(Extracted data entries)
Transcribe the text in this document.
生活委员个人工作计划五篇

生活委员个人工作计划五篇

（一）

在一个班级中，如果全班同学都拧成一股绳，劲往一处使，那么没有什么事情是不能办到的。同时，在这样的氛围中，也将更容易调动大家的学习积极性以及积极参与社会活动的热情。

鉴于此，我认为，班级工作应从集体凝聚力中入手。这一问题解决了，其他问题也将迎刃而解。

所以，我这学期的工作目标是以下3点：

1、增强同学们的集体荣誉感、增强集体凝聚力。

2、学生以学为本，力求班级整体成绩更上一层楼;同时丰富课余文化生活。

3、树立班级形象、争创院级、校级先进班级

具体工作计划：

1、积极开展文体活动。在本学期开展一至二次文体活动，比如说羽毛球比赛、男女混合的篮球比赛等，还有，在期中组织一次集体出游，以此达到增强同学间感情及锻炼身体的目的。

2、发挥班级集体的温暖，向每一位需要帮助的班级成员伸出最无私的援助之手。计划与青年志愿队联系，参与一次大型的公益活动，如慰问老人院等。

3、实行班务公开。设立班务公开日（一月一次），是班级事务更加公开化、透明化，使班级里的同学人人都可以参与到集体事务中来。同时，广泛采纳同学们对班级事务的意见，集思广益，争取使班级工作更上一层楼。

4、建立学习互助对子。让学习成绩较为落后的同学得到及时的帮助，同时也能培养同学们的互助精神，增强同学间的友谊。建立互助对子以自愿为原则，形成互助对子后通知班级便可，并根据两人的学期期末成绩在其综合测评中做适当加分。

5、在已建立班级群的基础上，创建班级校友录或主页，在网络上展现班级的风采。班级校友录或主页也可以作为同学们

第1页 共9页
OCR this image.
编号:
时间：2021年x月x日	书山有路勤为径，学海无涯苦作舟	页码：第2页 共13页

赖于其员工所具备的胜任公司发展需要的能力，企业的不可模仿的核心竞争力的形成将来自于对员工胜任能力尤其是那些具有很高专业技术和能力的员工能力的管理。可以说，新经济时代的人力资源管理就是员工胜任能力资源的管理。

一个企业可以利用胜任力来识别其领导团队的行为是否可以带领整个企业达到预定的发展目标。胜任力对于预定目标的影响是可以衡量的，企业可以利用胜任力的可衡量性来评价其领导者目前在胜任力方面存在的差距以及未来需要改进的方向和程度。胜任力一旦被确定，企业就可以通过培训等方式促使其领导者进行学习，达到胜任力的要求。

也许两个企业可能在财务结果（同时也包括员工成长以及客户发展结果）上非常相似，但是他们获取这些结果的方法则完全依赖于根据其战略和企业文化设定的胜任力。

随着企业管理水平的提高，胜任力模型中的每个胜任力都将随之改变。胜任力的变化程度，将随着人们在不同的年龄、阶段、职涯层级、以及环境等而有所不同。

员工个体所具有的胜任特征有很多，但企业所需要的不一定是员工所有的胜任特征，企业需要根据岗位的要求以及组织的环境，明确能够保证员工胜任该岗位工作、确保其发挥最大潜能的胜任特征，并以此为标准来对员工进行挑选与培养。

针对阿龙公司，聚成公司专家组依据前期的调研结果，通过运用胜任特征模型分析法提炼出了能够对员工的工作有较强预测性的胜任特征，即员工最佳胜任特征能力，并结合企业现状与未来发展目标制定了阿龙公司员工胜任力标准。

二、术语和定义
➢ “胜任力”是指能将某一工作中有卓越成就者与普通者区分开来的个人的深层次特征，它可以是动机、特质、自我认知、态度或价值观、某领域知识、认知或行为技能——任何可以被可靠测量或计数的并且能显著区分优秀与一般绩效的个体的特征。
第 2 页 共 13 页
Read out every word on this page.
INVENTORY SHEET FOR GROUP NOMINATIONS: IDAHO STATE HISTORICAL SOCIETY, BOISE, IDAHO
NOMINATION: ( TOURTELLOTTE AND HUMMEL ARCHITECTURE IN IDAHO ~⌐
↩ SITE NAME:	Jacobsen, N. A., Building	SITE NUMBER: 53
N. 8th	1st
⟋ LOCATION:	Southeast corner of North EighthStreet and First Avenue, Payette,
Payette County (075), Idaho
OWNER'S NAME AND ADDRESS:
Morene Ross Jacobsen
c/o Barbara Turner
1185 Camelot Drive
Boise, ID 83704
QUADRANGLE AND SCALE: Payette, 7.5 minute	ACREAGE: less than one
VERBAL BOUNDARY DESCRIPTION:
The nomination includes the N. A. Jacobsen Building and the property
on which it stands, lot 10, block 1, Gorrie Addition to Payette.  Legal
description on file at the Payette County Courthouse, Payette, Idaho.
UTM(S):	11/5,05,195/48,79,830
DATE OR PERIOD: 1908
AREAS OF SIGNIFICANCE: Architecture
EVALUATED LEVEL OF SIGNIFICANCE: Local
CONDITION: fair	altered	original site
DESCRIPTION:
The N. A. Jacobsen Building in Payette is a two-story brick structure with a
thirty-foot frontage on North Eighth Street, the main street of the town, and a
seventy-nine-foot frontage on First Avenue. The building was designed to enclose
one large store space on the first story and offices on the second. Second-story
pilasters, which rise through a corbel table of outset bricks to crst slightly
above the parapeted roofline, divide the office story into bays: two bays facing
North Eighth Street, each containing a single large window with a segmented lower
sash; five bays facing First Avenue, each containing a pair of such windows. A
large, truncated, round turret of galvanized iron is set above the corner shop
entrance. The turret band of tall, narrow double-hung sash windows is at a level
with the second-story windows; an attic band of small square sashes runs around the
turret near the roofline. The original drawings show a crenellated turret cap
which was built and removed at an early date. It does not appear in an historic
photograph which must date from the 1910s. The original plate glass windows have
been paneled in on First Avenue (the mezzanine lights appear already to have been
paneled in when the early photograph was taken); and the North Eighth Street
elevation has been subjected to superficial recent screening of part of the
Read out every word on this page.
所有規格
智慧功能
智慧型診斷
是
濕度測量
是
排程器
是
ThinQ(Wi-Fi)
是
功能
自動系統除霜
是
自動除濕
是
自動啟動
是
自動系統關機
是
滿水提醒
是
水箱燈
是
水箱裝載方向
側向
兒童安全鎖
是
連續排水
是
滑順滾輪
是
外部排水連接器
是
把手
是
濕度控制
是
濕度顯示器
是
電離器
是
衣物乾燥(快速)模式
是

→ **The problem**
Take the lines above and print them exactly.

→ **Task answer**
Transcribe the text in this document.
生活委员个人工作计划五篇

生活委员个人工作计划五篇

（一）

在一个班级中，如果全班同学都拧成一股绳，劲往一处使，那么没有什么事情是不能办到的。同时，在这样的氛围中，也将更容易调动大家的学习积极性以及积极参与社会活动的热情。

鉴于此，我认为，班级工作应从集体凝聚力中入手。这一问题解决了，其他问题也将迎刃而解。

所以，我这学期的工作目标是以下3点：

1、增强同学们的集体荣誉感、增强集体凝聚力。

2、学生以学为本，力求班级整体成绩更上一层楼;同时丰富课余文化生活。

3、树立班级形象、争创院级、校级先进班级

具体工作计划：

1、积极开展文体活动。在本学期开展一至二次文体活动，比如说羽毛球比赛、男女混合的篮球比赛等，还有，在期中组织一次集体出游，以此达到增强同学间感情及锻炼身体的目的。

2、发挥班级集体的温暖，向每一位需要帮助的班级成员伸出最无私的援助之手。计划与青年志愿队联系，参与一次大型的公益活动，如慰问老人院等。

3、实行班务公开。设立班务公开日（一月一次），是班级事务更加公开化、透明化，使班级里的同学人人都可以参与到集体事务中来。同时，广泛采纳同学们对班级事务的意见，集思广益，争取使班级工作更上一层楼。

4、建立学习互助对子。让学习成绩较为落后的同学得到及时的帮助，同时也能培养同学们的互助精神，增强同学间的友谊。建立互助对子以自愿为原则，形成互助对子后通知班级便可，并根据两人的学期期末成绩在其综合测评中做适当加分。

5、在已建立班级群的基础上，创建班级校友录或主页，在网络上展现班级的风采。班级校友录或主页也可以作为同学们

第1页 共9页
OCR this image.
编号:
时间：2021年x月x日	书山有路勤为径，学海无涯苦作舟	页码：第2页 共13页

赖于其员工所具备的胜任公司发展需要的能力，企业的不可模仿的核心竞争力的形成将来自于对员工胜任能力尤其是那些具有很高专业技术和能力的员工能力的管理。可以说，新经济时代的人力资源管理就是员工胜任能力资源的管理。

一个企业可以利用胜任力来识别其领导团队的行为是否可以带领整个企业达到预定的发展目标。胜任力对于预定目标的影响是可以衡量的，企业可以利用胜任力的可衡量性来评价其领导者目前在胜任力方面存在的差距以及未来需要改进的方向和程度。胜任力一旦被确定，企业就可以通过培训等方式促使其领导者进行学习，达到胜任力的要求。

也许两个企业可能在财务结果（同时也包括员工成长以及客户发展结果）上非常相似，但是他们获取这些结果的方法则完全依赖于根据其战略和企业文化设定的胜任力。

随着企业管理水平的提高，胜任力模型中的每个胜任力都将随之改变。胜任力的变化程度，将随着人们在不同的年龄、阶段、职涯层级、以及环境等而有所不同。

员工个体所具有的胜任特征有很多，但企业所需要的不一定是员工所有的胜任特征，企业需要根据岗位的要求以及组织的环境，明确能够保证员工胜任该岗位工作、确保其发挥最大潜能的胜任特征，并以此为标准来对员工进行挑选与培养。

针对阿龙公司，聚成公司专家组依据前期的调研结果，通过运用胜任特征模型分析法提炼出了能够对员工的工作有较强预测性的胜任特征，即员工最佳胜任特征能力，并结合企业现状与未来发展目标制定了阿龙公司员工胜任力标准。

二、术语和定义
➢ “胜任力”是指能将某一工作中有卓越成就者与普通者区分开来的个人的深层次特征，它可以是动机、特质、自我认知、态度或价值观、某领域知识、认知或行为技能——任何可以被可靠测量或计数的并且能显著区分优秀与一般绩效的个体的特征。
第 2 页 共 13 页
Read out every word on this page.
INVENTORY SHEET FOR GROUP NOMINATIONS: IDAHO STATE HISTORICAL SOCIETY, BOISE, IDAHO
NOMINATION: ( TOURTELLOTTE AND HUMMEL ARCHITECTURE IN IDAHO ~⌐
↩ SITE NAME:	Jacobsen, N. A., Building	SITE NUMBER: 53
N. 8th	1st
⟋ LOCATION:	Southeast corner of North EighthStreet and First Avenue, Payette,
Payette County (075), Idaho
OWNER'S NAME AND ADDRESS:
Morene Ross Jacobsen
c/o Barbara Turner
1185 Camelot Drive
Boise, ID 83704
QUADRANGLE AND SCALE: Payette, 7.5 minute	ACREAGE: less than one
VERBAL BOUNDARY DESCRIPTION:
The nomination includes the N. A. Jacobsen Building and the property
on which it stands, lot 10, block 1, Gorrie Addition to Payette.  Legal
description on file at the Payette County Courthouse, Payette, Idaho.
UTM(S):	11/5,05,195/48,79,830
DATE OR PERIOD: 1908
AREAS OF SIGNIFICANCE: Architecture
EVALUATED LEVEL OF SIGNIFICANCE: Local
CONDITION: fair	altered	original site
DESCRIPTION:
The N. A. Jacobsen Building in Payette is a two-story brick structure with a
thirty-foot frontage on North Eighth Street, the main street of the town, and a
seventy-nine-foot frontage on First Avenue. The building was designed to enclose
one large store space on the first story and offices on the second. Second-story
pilasters, which rise through a corbel table of outset bricks to crst slightly
above the parapeted roofline, divide the office story into bays: two bays facing
North Eighth Street, each containing a single large window with a segmented lower
sash; five bays facing First Avenue, each containing a pair of such windows. A
large, truncated, round turret of galvanized iron is set above the corner shop
entrance. The turret band of tall, narrow double-hung sash windows is at a level
with the second-story windows; an attic band of small square sashes runs around the
turret near the roofline. The original drawings show a crenellated turret cap
which was built and removed at an early date. It does not appear in an historic
photograph which must date from the 1910s. The original plate glass windows have
been paneled in on First Avenue (the mezzanine lights appear already to have been
paneled in when the early photograph was taken); and the North Eighth Street
elevation has been subjected to superficial recent screening of part of the
Read out every word on this page.
所有規格
智慧功能
智慧型診斷
是
濕度測量
是
排程器
是
ThinQ(Wi-Fi)
是
功能
自動系統除霜
是
自動除濕
是
自動啟動
是
自動系統關機
是
滿水提醒
是
水箱燈
是
水箱裝載方向
側向
兒童安全鎖
是
連續排水
是
滑順滾輪
是
外部排水連接器
是
把手
是
濕度控制
是
濕度顯示器
是
電離器
是
衣物乾燥(快速)模式
是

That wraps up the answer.